Saved entries
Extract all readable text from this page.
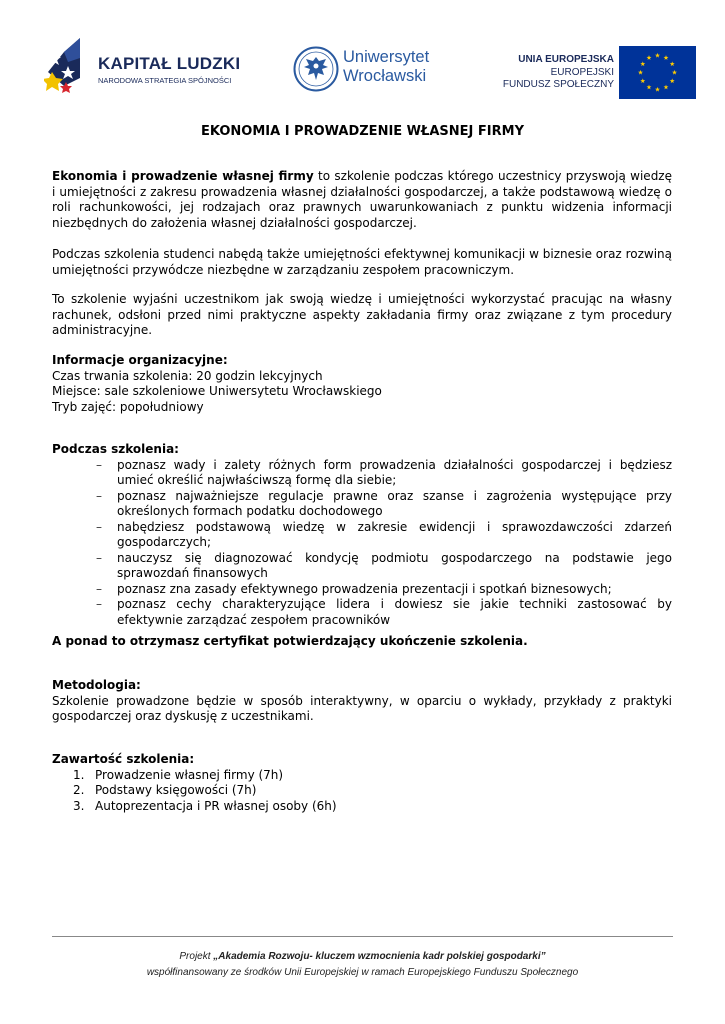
KAPITAŁ LUDZKI
NARODOWA STRATEGIA SPÓJNOŚCI
Uniwersytet
Wrocławski
UNIA EUROPEJSKA
EUROPEJSKI
FUNDUSZ SPOŁECZNY
EKONOMIA I PROWADZENIE WŁASNEJ FIRMY
Ekonomia i prowadzenie własnej firmy to szkolenie podczas którego uczestnicy przyswoją wiedzę i umiejętności z zakresu prowadzenia własnej działalności gospodarczej, a także podstawową wiedzę o roli rachunkowości, jej rodzajach oraz prawnych uwarunkowaniach z punktu widzenia informacji niezbędnych do założenia własnej działalności gospodarczej.
Podczas szkolenia studenci nabędą także umiejętności efektywnej komunikacji w biznesie oraz rozwiną umiejętności przywódcze niezbędne w zarządzaniu zespołem pracowniczym.
To szkolenie wyjaśni uczestnikom jak swoją wiedzę i umiejętności wykorzystać pracując na własny rachunek, odsłoni przed nimi praktyczne aspekty zakładania firmy oraz związane z tym procedury administracyjne.
Informacje organizacyjne:
Czas trwania szkolenia: 20 godzin lekcyjnych
Miejsce: sale szkoleniowe Uniwersytetu Wrocławskiego
Tryb zajęć: popołudniowy
Podczas szkolenia:
– poznasz wady i zalety różnych form prowadzenia działalności gospodarczej i będziesz umieć określić najwłaściwszą formę dla siebie;
– poznasz najważniejsze regulacje prawne oraz szanse i zagrożenia występujące przy określonych formach podatku dochodowego
– nabędziesz podstawową wiedzę w zakresie ewidencji i sprawozdawczości zdarzeń gospodarczych;
– nauczysz się diagnozować kondycję podmiotu gospodarczego na podstawie jego sprawozdań finansowych
– poznasz zna zasady efektywnego prowadzenia prezentacji i spotkań biznesowych;
– poznasz cechy charakteryzujące lidera i dowiesz sie jakie techniki zastosować by efektywnie zarządzać zespołem pracowników
A ponad to otrzymasz certyfikat potwierdzający ukończenie szkolenia.
Metodologia:
Szkolenie prowadzone będzie w sposób interaktywny, w oparciu o wykłady, przykłady z praktyki gospodarczej oraz dyskusję z uczestnikami.
Zawartość szkolenia:
1. Prowadzenie własnej firmy (7h)
2. Podstawy księgowości (7h)
3. Autoprezentacja i PR własnej osoby (6h)
Projekt „Akademia Rozwoju- kluczem wzmocnienia kadr polskiej gospodarki”
współfinansowany ze środków Unii Europejskiej w ramach Europejskiego Funduszu Społecznego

Requirements:
Pictures in the records must not appear in the copy; transcribe everything else precisely.

Reply:
Extract all readable text from this page.
KAPITAŁ LUDZKI
NARODOWA STRATEGIA SPÓJNOŚCI
Uniwersytet
Wrocławski
UNIA EUROPEJSKA
EUROPEJSKI
FUNDUSZ SPOŁECZNY
EKONOMIA I PROWADZENIE WŁASNEJ FIRMY
Ekonomia i prowadzenie własnej firmy to szkolenie podczas którego uczestnicy przyswoją wiedzę i umiejętności z zakresu prowadzenia własnej działalności gospodarczej, a także podstawową wiedzę o roli rachunkowości, jej rodzajach oraz prawnych uwarunkowaniach z punktu widzenia informacji niezbędnych do założenia własnej działalności gospodarczej.
Podczas szkolenia studenci nabędą także umiejętności efektywnej komunikacji w biznesie oraz rozwiną umiejętności przywódcze niezbędne w zarządzaniu zespołem pracowniczym.
To szkolenie wyjaśni uczestnikom jak swoją wiedzę i umiejętności wykorzystać pracując na własny rachunek, odsłoni przed nimi praktyczne aspekty zakładania firmy oraz związane z tym procedury administracyjne.
Informacje organizacyjne:
Czas trwania szkolenia: 20 godzin lekcyjnych
Miejsce: sale szkoleniowe Uniwersytetu Wrocławskiego
Tryb zajęć: popołudniowy
Podczas szkolenia:
– poznasz wady i zalety różnych form prowadzenia działalności gospodarczej i będziesz umieć określić najwłaściwszą formę dla siebie;
– poznasz najważniejsze regulacje prawne oraz szanse i zagrożenia występujące przy określonych formach podatku dochodowego
– nabędziesz podstawową wiedzę w zakresie ewidencji i sprawozdawczości zdarzeń gospodarczych;
– nauczysz się diagnozować kondycję podmiotu gospodarczego na podstawie jego sprawozdań finansowych
– poznasz zna zasady efektywnego prowadzenia prezentacji i spotkań biznesowych;
– poznasz cechy charakteryzujące lidera i dowiesz sie jakie techniki zastosować by efektywnie zarządzać zespołem pracowników
A ponad to otrzymasz certyfikat potwierdzający ukończenie szkolenia.
Metodologia:
Szkolenie prowadzone będzie w sposób interaktywny, w oparciu o wykłady, przykłady z praktyki gospodarczej oraz dyskusję z uczestnikami.
Zawartość szkolenia:
1. Prowadzenie własnej firmy (7h)
2. Podstawy księgowości (7h)
3. Autoprezentacja i PR własnej osoby (6h)
Projekt „Akademia Rozwoju- kluczem wzmocnienia kadr polskiej gospodarki”
współfinansowany ze środków Unii Europejskiej w ramach Europejskiego Funduszu Społecznego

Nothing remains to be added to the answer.